■ **WHAT YOU NEED TO DO**: Would you return the complete listing below word for word?

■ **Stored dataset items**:

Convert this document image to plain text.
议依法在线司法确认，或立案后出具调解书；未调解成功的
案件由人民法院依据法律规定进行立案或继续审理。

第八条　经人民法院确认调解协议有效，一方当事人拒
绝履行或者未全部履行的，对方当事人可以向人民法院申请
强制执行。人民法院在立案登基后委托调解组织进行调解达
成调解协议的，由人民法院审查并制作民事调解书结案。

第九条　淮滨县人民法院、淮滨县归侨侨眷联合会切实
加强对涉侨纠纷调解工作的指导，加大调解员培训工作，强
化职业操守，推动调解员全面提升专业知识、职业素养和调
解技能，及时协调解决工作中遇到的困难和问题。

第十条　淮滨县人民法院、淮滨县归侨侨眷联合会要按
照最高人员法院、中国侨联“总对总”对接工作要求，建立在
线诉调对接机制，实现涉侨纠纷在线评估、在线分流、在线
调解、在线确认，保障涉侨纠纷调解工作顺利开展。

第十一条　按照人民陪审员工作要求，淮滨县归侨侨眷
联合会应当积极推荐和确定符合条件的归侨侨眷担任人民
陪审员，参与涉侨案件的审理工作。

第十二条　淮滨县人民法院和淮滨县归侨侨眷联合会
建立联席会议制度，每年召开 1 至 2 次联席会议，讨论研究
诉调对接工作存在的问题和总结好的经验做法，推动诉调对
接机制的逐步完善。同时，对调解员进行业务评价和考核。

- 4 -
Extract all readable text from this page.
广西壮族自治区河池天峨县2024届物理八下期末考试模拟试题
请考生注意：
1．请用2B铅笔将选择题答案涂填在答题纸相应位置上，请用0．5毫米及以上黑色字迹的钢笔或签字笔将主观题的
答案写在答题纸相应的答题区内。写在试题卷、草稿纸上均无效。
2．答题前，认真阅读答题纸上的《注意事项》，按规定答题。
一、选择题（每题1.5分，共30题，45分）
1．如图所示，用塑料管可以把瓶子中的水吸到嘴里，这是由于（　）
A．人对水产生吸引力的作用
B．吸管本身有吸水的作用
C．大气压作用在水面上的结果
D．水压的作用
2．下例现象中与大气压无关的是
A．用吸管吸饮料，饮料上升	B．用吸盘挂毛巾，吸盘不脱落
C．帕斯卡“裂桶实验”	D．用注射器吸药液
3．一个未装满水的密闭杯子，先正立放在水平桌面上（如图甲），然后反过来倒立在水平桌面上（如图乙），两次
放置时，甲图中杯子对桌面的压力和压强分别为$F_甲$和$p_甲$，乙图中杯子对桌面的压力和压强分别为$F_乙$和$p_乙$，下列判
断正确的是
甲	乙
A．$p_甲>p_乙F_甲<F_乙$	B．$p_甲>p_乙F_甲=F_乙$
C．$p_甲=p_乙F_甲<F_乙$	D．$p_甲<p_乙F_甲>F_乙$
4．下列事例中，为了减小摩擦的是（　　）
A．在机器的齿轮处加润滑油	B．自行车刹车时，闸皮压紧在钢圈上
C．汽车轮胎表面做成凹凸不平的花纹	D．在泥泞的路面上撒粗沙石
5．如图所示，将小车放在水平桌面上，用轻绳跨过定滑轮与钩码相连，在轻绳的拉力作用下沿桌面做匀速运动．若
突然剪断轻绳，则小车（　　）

■ **EXPECTED ANSWER**:
Convert this document image to plain text.
议依法在线司法确认，或立案后出具调解书；未调解成功的
案件由人民法院依据法律规定进行立案或继续审理。

第八条　经人民法院确认调解协议有效，一方当事人拒
绝履行或者未全部履行的，对方当事人可以向人民法院申请
强制执行。人民法院在立案登基后委托调解组织进行调解达
成调解协议的，由人民法院审查并制作民事调解书结案。

第九条　淮滨县人民法院、淮滨县归侨侨眷联合会切实
加强对涉侨纠纷调解工作的指导，加大调解员培训工作，强
化职业操守，推动调解员全面提升专业知识、职业素养和调
解技能，及时协调解决工作中遇到的困难和问题。

第十条　淮滨县人民法院、淮滨县归侨侨眷联合会要按
照最高人员法院、中国侨联“总对总”对接工作要求，建立在
线诉调对接机制，实现涉侨纠纷在线评估、在线分流、在线
调解、在线确认，保障涉侨纠纷调解工作顺利开展。

第十一条　按照人民陪审员工作要求，淮滨县归侨侨眷
联合会应当积极推荐和确定符合条件的归侨侨眷担任人民
陪审员，参与涉侨案件的审理工作。

第十二条　淮滨县人民法院和淮滨县归侨侨眷联合会
建立联席会议制度，每年召开 1 至 2 次联席会议，讨论研究
诉调对接工作存在的问题和总结好的经验做法，推动诉调对
接机制的逐步完善。同时，对调解员进行业务评价和考核。

- 4 -
Extract all readable text from this page.
广西壮族自治区河池天峨县2024届物理八下期末考试模拟试题
请考生注意：
1．请用2B铅笔将选择题答案涂填在答题纸相应位置上，请用0．5毫米及以上黑色字迹的钢笔或签字笔将主观题的
答案写在答题纸相应的答题区内。写在试题卷、草稿纸上均无效。
2．答题前，认真阅读答题纸上的《注意事项》，按规定答题。
一、选择题（每题1.5分，共30题，45分）
1．如图所示，用塑料管可以把瓶子中的水吸到嘴里，这是由于（　）
A．人对水产生吸引力的作用
B．吸管本身有吸水的作用
C．大气压作用在水面上的结果
D．水压的作用
2．下例现象中与大气压无关的是
A．用吸管吸饮料，饮料上升	B．用吸盘挂毛巾，吸盘不脱落
C．帕斯卡“裂桶实验”	D．用注射器吸药液
3．一个未装满水的密闭杯子，先正立放在水平桌面上（如图甲），然后反过来倒立在水平桌面上（如图乙），两次
放置时，甲图中杯子对桌面的压力和压强分别为$F_甲$和$p_甲$，乙图中杯子对桌面的压力和压强分别为$F_乙$和$p_乙$，下列判
断正确的是
甲	乙
A．$p_甲>p_乙F_甲<F_乙$	B．$p_甲>p_乙F_甲=F_乙$
C．$p_甲=p_乙F_甲<F_乙$	D．$p_甲<p_乙F_甲>F_乙$
4．下列事例中，为了减小摩擦的是（　　）
A．在机器的齿轮处加润滑油	B．自行车刹车时，闸皮压紧在钢圈上
C．汽车轮胎表面做成凹凸不平的花纹	D．在泥泞的路面上撒粗沙石
5．如图所示，将小车放在水平桌面上，用轻绳跨过定滑轮与钩码相连，在轻绳的拉力作用下沿桌面做匀速运动．若
突然剪断轻绳，则小车（　　）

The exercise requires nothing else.